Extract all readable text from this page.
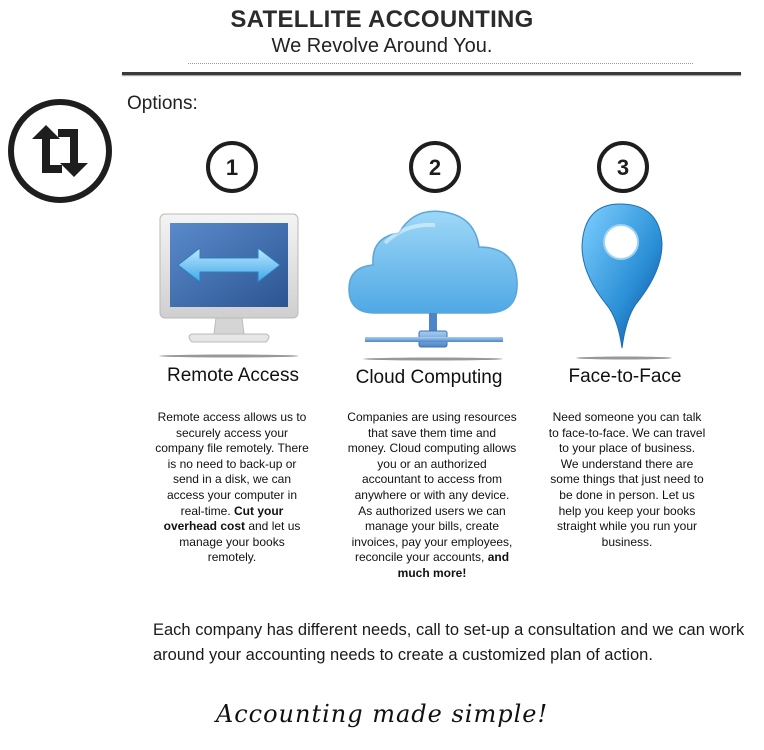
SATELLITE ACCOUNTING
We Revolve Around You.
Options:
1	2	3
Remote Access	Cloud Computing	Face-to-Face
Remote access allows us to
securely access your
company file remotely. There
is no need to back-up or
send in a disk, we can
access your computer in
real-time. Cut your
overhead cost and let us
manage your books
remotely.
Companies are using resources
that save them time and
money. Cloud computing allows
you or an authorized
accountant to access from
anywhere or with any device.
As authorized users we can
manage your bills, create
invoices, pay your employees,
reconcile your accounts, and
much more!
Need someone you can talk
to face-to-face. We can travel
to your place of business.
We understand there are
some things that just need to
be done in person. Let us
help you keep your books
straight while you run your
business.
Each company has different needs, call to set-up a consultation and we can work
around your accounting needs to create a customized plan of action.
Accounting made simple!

* * *

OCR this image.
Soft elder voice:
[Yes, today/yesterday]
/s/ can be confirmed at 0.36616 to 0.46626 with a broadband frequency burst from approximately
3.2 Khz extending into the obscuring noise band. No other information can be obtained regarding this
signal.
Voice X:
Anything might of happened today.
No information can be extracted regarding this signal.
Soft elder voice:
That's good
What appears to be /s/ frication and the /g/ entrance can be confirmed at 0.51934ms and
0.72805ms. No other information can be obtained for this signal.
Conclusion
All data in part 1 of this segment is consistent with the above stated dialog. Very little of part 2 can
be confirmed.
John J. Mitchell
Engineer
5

Requirement :: Collect the lines that hold "signal".

Expected answer ::
signal.
No information can be extracted regarding this signal.
0.72805ms. No other information can be obtained for this signal.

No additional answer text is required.